The problem: Transcribe the data in full and exactly, omitting any pictures.

— start Supplied material —

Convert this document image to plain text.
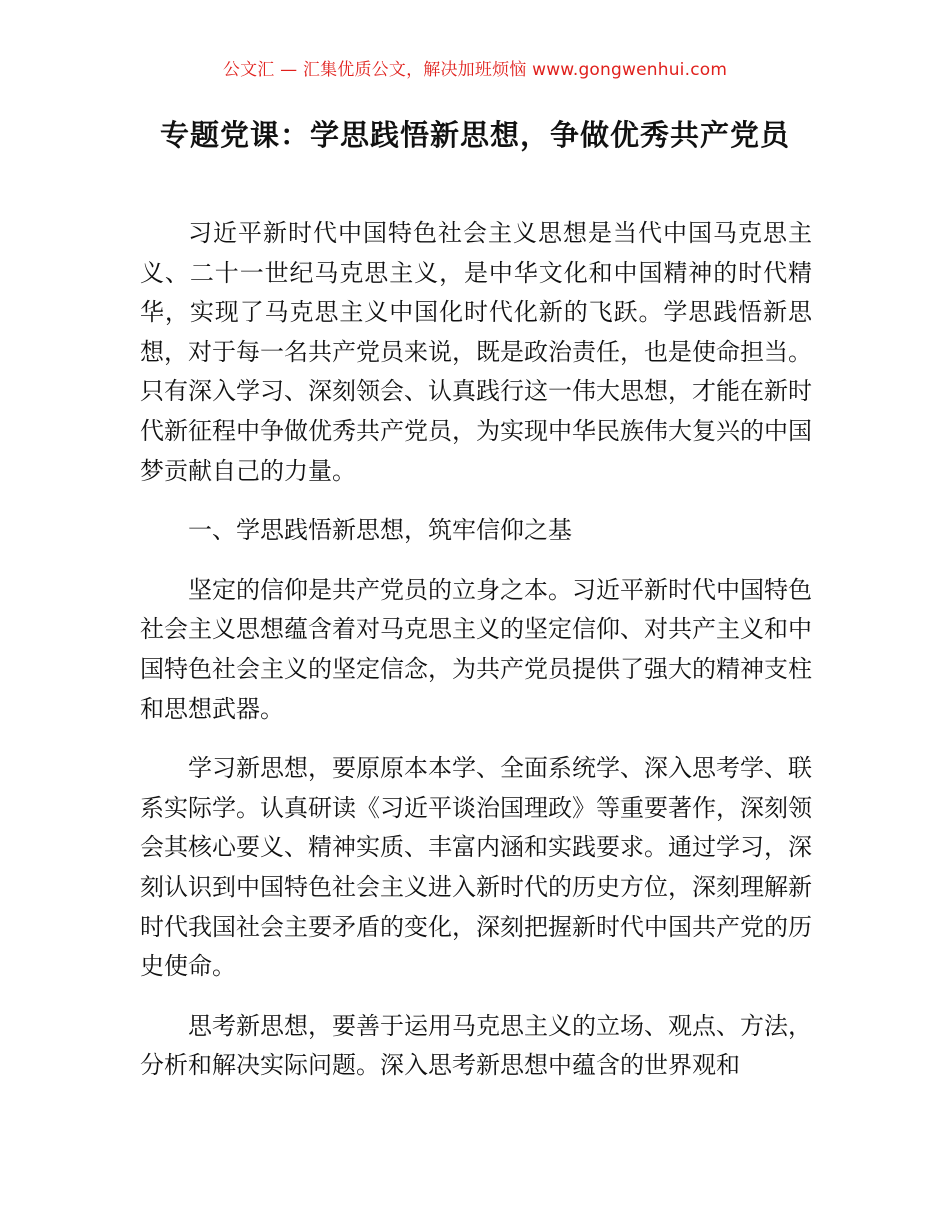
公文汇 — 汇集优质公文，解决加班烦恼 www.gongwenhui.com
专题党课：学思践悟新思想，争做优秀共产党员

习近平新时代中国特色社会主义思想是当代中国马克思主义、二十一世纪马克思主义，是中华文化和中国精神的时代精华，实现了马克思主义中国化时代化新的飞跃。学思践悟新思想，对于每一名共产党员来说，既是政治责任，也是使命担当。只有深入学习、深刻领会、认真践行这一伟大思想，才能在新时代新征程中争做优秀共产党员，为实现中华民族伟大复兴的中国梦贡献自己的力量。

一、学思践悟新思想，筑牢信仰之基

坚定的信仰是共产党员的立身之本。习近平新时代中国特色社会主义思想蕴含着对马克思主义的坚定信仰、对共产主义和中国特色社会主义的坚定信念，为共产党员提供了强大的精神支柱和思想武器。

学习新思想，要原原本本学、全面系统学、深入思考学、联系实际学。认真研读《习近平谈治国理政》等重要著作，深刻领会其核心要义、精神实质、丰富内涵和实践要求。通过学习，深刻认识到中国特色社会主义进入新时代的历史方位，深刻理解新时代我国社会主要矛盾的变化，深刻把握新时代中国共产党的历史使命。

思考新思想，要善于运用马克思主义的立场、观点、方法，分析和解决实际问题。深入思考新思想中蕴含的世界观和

— end Supplied material —

Finished answer:
Convert this document image to plain text.
公文汇 — 汇集优质公文，解决加班烦恼 www.gongwenhui.com
专题党课：学思践悟新思想，争做优秀共产党员

习近平新时代中国特色社会主义思想是当代中国马克思主义、二十一世纪马克思主义，是中华文化和中国精神的时代精华，实现了马克思主义中国化时代化新的飞跃。学思践悟新思想，对于每一名共产党员来说，既是政治责任，也是使命担当。只有深入学习、深刻领会、认真践行这一伟大思想，才能在新时代新征程中争做优秀共产党员，为实现中华民族伟大复兴的中国梦贡献自己的力量。

一、学思践悟新思想，筑牢信仰之基

坚定的信仰是共产党员的立身之本。习近平新时代中国特色社会主义思想蕴含着对马克思主义的坚定信仰、对共产主义和中国特色社会主义的坚定信念，为共产党员提供了强大的精神支柱和思想武器。

学习新思想，要原原本本学、全面系统学、深入思考学、联系实际学。认真研读《习近平谈治国理政》等重要著作，深刻领会其核心要义、精神实质、丰富内涵和实践要求。通过学习，深刻认识到中国特色社会主义进入新时代的历史方位，深刻理解新时代我国社会主要矛盾的变化，深刻把握新时代中国共产党的历史使命。

思考新思想，要善于运用马克思主义的立场、观点、方法，分析和解决实际问题。深入思考新思想中蕴含的世界观和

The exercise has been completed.